begin
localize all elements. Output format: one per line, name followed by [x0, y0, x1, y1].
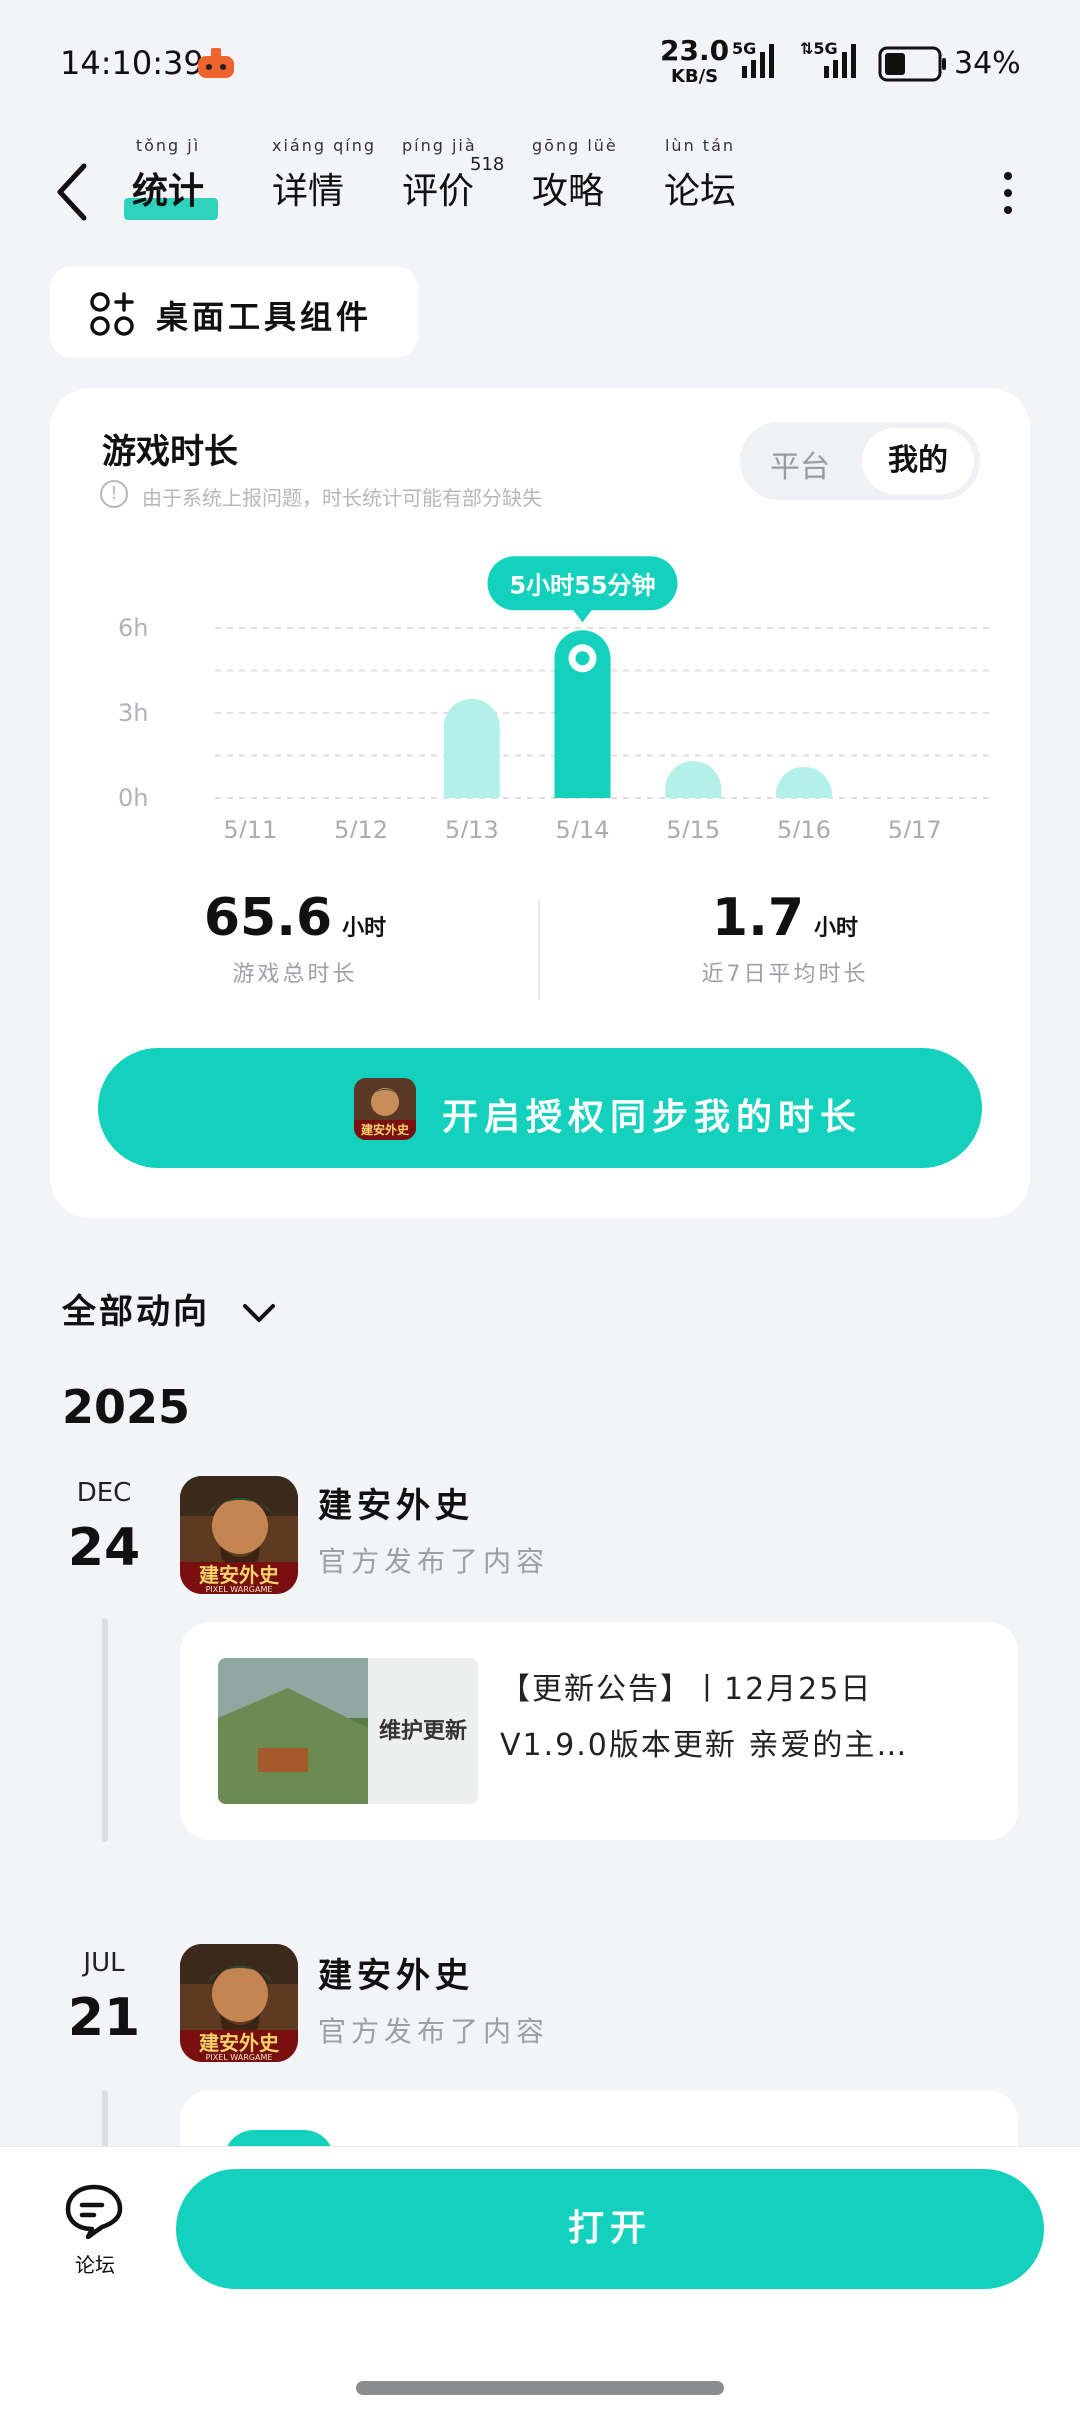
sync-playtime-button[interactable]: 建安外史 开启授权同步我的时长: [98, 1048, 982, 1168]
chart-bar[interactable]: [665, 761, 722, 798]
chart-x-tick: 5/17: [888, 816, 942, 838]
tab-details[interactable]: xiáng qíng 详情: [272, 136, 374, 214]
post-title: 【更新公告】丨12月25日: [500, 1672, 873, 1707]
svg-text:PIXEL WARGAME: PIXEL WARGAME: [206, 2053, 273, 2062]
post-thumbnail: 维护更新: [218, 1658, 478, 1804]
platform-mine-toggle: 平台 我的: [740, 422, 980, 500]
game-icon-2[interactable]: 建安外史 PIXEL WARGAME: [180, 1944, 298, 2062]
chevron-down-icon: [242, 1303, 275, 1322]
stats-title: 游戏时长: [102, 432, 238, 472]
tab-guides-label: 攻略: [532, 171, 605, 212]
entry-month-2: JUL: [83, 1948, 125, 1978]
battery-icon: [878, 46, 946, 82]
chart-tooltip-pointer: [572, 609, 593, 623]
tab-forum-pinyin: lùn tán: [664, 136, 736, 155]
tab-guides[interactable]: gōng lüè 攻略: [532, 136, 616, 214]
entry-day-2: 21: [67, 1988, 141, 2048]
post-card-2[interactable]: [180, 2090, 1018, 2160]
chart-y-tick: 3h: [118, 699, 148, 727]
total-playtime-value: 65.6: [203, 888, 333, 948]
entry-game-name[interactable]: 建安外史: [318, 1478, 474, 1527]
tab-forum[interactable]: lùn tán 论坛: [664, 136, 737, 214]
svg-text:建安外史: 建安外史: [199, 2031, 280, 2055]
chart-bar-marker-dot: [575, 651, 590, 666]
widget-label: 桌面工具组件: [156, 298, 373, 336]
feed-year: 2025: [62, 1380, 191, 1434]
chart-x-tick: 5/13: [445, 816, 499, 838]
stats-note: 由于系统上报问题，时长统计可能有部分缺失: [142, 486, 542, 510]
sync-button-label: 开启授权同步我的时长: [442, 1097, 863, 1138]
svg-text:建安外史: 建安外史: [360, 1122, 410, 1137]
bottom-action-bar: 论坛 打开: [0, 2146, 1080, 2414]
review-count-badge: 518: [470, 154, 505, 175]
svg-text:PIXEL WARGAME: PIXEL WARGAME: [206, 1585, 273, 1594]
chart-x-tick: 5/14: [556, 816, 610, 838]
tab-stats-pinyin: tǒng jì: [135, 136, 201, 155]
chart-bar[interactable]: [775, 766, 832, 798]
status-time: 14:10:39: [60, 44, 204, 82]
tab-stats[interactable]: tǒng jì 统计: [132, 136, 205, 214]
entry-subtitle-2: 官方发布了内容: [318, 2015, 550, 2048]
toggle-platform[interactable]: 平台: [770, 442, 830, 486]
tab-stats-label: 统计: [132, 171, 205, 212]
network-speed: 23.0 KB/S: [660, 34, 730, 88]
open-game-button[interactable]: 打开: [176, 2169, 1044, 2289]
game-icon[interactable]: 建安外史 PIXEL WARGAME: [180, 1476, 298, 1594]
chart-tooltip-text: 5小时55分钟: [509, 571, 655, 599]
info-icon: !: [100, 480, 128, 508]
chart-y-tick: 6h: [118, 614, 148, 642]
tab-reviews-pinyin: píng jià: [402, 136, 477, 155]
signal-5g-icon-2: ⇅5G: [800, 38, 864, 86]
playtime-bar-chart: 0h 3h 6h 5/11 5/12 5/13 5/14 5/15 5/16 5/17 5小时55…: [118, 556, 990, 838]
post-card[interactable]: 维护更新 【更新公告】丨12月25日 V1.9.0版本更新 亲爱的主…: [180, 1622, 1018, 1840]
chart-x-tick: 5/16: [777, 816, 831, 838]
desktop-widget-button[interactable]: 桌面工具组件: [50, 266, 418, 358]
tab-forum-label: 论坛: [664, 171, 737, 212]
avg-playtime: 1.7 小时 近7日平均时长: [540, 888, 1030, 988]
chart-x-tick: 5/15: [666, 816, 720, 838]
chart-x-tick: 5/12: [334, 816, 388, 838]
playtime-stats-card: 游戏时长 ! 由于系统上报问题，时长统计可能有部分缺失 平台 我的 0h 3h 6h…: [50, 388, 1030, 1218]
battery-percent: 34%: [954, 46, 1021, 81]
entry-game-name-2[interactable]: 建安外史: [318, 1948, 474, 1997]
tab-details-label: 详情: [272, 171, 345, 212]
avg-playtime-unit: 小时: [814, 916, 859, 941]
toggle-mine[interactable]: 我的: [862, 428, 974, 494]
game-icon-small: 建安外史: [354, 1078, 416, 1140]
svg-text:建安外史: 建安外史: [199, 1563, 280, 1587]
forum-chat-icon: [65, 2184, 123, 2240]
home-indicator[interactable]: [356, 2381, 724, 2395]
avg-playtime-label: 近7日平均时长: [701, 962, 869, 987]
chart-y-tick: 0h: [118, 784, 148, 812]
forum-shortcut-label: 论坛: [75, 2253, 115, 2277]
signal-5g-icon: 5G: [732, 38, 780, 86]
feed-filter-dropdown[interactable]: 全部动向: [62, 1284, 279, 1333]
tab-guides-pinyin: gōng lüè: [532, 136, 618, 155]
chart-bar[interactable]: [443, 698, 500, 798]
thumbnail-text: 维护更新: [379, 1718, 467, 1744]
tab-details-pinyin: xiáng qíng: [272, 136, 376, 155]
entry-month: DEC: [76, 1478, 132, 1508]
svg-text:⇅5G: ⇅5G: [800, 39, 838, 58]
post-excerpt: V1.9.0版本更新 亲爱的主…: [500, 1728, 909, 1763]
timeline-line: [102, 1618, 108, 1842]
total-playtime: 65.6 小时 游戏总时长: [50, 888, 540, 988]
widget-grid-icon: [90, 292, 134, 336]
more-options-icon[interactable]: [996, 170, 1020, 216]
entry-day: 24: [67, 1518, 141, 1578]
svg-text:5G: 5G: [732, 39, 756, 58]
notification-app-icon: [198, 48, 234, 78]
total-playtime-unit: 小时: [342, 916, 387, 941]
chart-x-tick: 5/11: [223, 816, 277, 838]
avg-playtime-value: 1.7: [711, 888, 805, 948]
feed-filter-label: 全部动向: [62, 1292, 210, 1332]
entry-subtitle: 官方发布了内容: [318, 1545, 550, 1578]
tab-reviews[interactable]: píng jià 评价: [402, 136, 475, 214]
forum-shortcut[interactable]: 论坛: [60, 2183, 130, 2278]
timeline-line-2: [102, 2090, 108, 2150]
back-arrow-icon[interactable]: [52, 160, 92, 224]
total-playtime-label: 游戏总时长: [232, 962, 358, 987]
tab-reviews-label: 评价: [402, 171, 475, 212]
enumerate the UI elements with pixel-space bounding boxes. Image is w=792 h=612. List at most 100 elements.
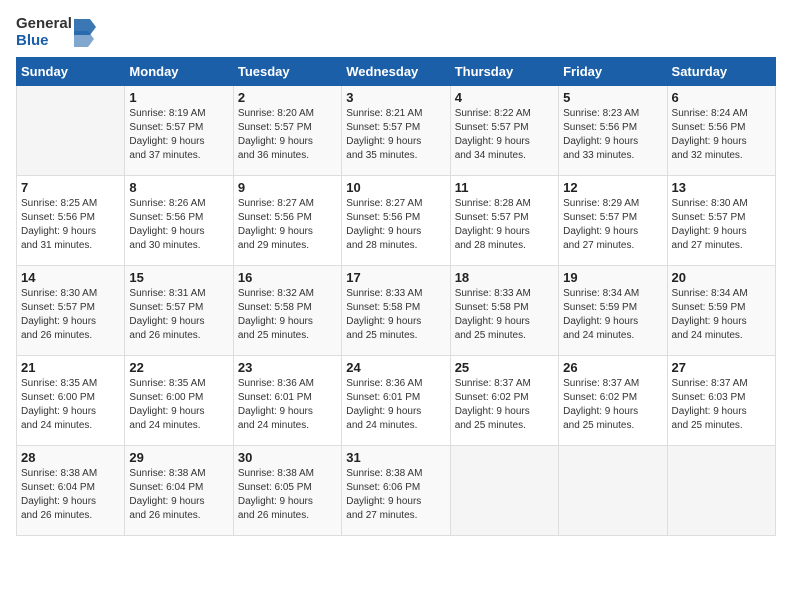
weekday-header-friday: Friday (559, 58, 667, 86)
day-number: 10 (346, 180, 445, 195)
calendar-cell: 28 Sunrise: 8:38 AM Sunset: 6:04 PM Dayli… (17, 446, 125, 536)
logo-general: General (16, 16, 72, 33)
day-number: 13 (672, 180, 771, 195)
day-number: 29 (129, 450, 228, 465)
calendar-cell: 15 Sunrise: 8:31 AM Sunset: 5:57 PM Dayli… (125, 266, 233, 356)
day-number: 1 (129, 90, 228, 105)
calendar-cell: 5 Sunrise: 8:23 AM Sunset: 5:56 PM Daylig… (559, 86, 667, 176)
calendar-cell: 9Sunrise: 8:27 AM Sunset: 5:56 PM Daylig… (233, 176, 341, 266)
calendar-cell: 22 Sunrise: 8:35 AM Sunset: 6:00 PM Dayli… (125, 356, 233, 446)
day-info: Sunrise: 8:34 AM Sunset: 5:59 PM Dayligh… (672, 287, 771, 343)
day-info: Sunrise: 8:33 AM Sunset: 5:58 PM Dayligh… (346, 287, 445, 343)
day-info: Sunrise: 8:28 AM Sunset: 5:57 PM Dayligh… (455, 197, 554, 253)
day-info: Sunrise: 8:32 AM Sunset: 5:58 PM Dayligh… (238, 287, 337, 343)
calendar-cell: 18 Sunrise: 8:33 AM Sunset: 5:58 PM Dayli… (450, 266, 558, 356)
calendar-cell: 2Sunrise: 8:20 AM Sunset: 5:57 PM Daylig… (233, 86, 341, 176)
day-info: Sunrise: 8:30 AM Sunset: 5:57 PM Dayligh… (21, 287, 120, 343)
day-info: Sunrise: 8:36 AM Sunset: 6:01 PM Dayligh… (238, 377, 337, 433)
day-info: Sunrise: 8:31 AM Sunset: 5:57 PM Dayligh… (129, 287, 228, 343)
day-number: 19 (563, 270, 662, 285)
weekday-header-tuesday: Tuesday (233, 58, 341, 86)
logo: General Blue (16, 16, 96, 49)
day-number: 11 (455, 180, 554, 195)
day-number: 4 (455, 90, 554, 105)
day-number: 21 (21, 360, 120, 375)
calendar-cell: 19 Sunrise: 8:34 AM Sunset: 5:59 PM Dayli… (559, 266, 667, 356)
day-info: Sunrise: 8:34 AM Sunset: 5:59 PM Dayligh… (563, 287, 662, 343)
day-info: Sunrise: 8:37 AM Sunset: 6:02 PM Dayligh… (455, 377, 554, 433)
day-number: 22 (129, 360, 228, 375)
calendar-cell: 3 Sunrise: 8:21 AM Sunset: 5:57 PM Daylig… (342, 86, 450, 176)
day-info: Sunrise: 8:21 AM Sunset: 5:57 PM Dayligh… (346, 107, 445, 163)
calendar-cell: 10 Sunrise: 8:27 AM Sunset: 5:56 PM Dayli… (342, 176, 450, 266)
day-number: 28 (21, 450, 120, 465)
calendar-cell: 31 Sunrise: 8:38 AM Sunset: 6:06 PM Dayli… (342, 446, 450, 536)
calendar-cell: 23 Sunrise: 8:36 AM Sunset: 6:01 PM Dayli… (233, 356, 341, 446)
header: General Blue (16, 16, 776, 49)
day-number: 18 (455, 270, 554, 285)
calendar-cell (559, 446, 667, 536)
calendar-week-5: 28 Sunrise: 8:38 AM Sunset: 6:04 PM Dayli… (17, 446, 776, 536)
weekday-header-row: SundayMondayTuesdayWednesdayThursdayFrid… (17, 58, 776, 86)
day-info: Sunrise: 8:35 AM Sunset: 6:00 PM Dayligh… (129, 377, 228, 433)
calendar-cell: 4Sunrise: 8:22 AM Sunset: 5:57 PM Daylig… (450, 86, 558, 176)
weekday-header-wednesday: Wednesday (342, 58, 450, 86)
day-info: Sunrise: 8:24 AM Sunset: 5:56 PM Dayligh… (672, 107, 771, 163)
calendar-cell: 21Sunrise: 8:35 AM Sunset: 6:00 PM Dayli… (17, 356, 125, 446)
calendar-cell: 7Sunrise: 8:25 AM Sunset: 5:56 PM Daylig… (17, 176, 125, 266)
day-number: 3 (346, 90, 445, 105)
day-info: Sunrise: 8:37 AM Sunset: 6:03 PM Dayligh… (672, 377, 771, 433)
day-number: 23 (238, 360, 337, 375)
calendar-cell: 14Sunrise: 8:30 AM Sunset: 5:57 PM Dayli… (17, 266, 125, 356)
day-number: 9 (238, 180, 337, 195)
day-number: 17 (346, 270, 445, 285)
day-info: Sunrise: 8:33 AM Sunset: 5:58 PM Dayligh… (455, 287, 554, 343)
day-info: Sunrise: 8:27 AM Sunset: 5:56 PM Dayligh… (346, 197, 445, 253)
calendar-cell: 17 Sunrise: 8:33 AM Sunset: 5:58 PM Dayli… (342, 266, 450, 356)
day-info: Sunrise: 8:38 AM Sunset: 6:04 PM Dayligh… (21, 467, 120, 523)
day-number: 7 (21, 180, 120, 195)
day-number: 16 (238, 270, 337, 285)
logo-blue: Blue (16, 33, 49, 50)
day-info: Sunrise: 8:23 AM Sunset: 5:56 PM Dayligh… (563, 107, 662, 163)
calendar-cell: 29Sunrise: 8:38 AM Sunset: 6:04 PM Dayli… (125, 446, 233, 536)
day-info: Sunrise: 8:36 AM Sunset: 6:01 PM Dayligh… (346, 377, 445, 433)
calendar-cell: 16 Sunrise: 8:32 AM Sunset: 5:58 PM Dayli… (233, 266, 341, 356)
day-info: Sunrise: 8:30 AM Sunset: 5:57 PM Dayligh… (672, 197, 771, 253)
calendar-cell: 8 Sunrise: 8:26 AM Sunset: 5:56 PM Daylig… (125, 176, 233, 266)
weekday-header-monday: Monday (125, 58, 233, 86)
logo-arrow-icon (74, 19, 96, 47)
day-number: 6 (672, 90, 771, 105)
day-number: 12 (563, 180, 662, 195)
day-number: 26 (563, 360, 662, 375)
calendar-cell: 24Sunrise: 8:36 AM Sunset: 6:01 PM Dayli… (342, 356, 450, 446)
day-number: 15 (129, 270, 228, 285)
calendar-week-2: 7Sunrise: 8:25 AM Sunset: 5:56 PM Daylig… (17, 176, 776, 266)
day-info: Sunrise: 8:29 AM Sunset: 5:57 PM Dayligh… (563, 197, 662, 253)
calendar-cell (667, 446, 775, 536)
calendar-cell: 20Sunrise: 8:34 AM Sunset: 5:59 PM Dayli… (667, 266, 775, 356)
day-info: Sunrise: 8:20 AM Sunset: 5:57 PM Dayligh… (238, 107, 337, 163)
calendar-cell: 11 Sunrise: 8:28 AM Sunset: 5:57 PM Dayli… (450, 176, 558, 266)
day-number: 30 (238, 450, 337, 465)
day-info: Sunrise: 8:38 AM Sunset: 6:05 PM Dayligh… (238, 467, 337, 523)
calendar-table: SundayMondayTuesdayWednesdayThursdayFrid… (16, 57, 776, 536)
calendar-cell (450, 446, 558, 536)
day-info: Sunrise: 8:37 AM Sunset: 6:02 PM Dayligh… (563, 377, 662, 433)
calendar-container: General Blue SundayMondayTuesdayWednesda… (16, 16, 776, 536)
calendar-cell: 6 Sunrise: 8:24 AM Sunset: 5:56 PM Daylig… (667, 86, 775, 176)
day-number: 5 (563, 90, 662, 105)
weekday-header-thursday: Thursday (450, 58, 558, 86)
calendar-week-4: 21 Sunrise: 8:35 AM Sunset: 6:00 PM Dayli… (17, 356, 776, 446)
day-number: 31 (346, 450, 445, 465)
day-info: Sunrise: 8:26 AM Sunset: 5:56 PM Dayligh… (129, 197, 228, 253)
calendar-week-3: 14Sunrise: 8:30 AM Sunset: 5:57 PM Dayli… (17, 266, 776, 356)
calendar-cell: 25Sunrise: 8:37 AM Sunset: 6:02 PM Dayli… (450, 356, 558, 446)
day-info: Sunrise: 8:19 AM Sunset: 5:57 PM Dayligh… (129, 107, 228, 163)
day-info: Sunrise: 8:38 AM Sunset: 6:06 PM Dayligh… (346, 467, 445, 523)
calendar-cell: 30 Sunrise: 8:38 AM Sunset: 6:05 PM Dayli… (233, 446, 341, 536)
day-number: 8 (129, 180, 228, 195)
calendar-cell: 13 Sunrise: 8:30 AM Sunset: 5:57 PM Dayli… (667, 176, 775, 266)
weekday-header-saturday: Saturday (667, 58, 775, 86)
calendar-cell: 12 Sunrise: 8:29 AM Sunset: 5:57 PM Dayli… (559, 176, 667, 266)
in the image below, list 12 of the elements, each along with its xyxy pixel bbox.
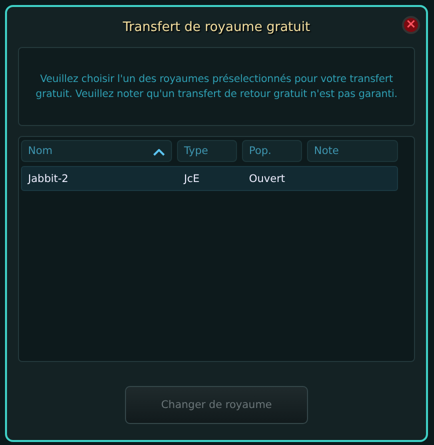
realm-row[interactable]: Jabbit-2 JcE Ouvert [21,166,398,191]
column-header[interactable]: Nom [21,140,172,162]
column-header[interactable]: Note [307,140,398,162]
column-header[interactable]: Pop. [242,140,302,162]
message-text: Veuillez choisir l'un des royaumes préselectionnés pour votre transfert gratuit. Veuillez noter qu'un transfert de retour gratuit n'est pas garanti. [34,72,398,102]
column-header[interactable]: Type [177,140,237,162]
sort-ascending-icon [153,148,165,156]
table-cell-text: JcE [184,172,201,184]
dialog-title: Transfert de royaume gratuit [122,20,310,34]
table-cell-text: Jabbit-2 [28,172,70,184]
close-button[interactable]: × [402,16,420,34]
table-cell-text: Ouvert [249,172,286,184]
end
(WORK INSTRUCTIONS): Rewrite the material from the line containing "weekday-header-friday: Friday (559, 58, 667, 86)" through the line containing "calendar-cell: 19 Sunrise: 8:34" (both included) as a numbered list, leaving out any blank lines.

(FULL OUTPUT):
1. weekday-header-friday: Friday (559, 58, 667, 86)
2. day-number: 10 (346, 180, 445, 195)
3. calendar-cell: 28 Sunrise: 8:38 AM Sunset: 6:04 PM Dayli… (17, 446, 125, 536)
4. logo-general: General (16, 16, 72, 33)
5. day-number: 13 (672, 180, 771, 195)
6. day-number: 29 (129, 450, 228, 465)
7. calendar-cell: 15 Sunrise: 8:31 AM Sunset: 5:57 PM Dayli… (125, 266, 233, 356)
8. day-number: 1 (129, 90, 228, 105)
9. calendar-cell: 5 Sunrise: 8:23 AM Sunset: 5:56 PM Daylig… (559, 86, 667, 176)
10. calendar-cell: 9Sunrise: 8:27 AM Sunset: 5:56 PM Daylig… (233, 176, 341, 266)
11. calendar-cell: 22 Sunrise: 8:35 AM Sunset: 6:00 PM Dayli… (125, 356, 233, 446)
12. day-info: Sunrise: 8:34 AM Sunset: 5:59 PM Dayligh… (672, 287, 771, 343)
13. day-info: Sunrise: 8:33 AM Sunset: 5:58 PM Dayligh… (346, 287, 445, 343)
14. day-info: Sunrise: 8:28 AM Sunset: 5:57 PM Dayligh… (455, 197, 554, 253)
15. day-info: Sunrise: 8:32 AM Sunset: 5:58 PM Dayligh… (238, 287, 337, 343)
16. calendar-cell: 18 Sunrise: 8:33 AM Sunset: 5:58 PM Dayli… (450, 266, 558, 356)
17. calendar-cell: 2Sunrise: 8:20 AM Sunset: 5:57 PM Daylig… (233, 86, 341, 176)
18. day-info: Sunrise: 8:30 AM Sunset: 5:57 PM Dayligh… (21, 287, 120, 343)
19. day-info: Sunrise: 8:36 AM Sunset: 6:01 PM Dayligh… (238, 377, 337, 433)
20. day-info: Sunrise: 8:31 AM Sunset: 5:57 PM Dayligh… (129, 287, 228, 343)
21. day-number: 19 (563, 270, 662, 285)
22. weekday-header-tuesday: Tuesday (233, 58, 341, 86)
23. logo: General Blue (16, 16, 96, 49)
24. day-number: 11 (455, 180, 554, 195)
25. day-number: 4 (455, 90, 554, 105)
26. day-number: 21 (21, 360, 120, 375)
27. calendar-cell: 19 Sunrise: 8:34 AM Sunset: 5:59 PM Dayli… (559, 266, 667, 356)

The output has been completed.